▶ _What is being asked_
Quote the entries that follow exactly, leaving none out.

▶ _The data_
##########

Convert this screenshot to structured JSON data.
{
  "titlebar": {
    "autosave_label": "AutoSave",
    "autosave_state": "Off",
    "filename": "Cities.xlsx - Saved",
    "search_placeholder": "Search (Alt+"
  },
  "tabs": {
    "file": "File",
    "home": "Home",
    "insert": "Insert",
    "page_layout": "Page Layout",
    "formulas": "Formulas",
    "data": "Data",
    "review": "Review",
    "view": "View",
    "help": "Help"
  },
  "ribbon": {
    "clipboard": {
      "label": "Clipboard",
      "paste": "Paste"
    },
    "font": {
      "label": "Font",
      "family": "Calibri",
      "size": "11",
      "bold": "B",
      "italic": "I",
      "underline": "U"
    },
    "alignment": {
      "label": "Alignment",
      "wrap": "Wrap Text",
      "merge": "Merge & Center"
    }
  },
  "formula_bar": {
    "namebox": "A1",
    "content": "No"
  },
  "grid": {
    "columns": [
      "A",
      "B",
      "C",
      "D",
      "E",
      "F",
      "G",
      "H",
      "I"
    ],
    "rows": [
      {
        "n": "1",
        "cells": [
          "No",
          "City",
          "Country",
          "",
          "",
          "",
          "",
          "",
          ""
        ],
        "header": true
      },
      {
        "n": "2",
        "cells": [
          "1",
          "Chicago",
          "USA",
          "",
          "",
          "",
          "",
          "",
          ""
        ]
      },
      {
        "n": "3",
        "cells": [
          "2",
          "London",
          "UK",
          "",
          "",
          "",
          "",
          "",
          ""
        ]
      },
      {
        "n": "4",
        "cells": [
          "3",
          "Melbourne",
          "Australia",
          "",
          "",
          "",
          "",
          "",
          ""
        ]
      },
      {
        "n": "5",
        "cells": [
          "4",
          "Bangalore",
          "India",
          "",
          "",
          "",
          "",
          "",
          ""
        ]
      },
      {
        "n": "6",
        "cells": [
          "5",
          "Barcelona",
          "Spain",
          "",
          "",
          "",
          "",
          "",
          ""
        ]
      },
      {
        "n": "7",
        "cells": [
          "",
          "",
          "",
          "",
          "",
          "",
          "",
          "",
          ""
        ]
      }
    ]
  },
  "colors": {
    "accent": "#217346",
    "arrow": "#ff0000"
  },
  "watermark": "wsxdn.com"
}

##########

▶ _In response_
Convert this screenshot to structured JSON data.
{
  "titlebar": {
    "autosave_label": "AutoSave",
    "autosave_state": "Off",
    "filename": "Cities.xlsx - Saved",
    "search_placeholder": "Search (Alt+"
  },
  "tabs": {
    "file": "File",
    "home": "Home",
    "insert": "Insert",
    "page_layout": "Page Layout",
    "formulas": "Formulas",
    "data": "Data",
    "review": "Review",
    "view": "View",
    "help": "Help"
  },
  "ribbon": {
    "clipboard": {
      "label": "Clipboard",
      "paste": "Paste"
    },
    "font": {
      "label": "Font",
      "family": "Calibri",
      "size": "11",
      "bold": "B",
      "italic": "I",
      "underline": "U"
    },
    "alignment": {
      "label": "Alignment",
      "wrap": "Wrap Text",
      "merge": "Merge & Center"
    }
  },
  "formula_bar": {
    "namebox": "A1",
    "content": "No"
  },
  "grid": {
    "columns": [
      "A",
      "B",
      "C",
      "D",
      "E",
      "F",
      "G",
      "H",
      "I"
    ],
    "rows": [
      {
        "n": "1",
        "cells": [
          "No",
          "City",
          "Country",
          "",
          "",
          "",
          "",
          "",
          ""
        ],
        "header": true
      },
      {
        "n": "2",
        "cells": [
          "1",
          "Chicago",
          "USA",
          "",
          "",
          "",
          "",
          "",
          ""
        ]
      },
      {
        "n": "3",
        "cells": [
          "2",
          "London",
          "UK",
          "",
          "",
          "",
          "",
          "",
          ""
        ]
      },
      {
        "n": "4",
        "cells": [
          "3",
          "Melbourne",
          "Australia",
          "",
          "",
          "",
          "",
          "",
          ""
        ]
      },
      {
        "n": "5",
        "cells": [
          "4",
          "Bangalore",
          "India",
          "",
          "",
          "",
          "",
          "",
          ""
        ]
      },
      {
        "n": "6",
        "cells": [
          "5",
          "Barcelona",
          "Spain",
          "",
          "",
          "",
          "",
          "",
          ""
        ]
      },
      {
        "n": "7",
        "cells": [
          "",
          "",
          "",
          "",
          "",
          "",
          "",
          "",
          ""
        ]
      }
    ]
  },
  "colors": {
    "accent": "#217346",
    "arrow": "#ff0000"
  },
  "watermark": "wsxdn.com"
}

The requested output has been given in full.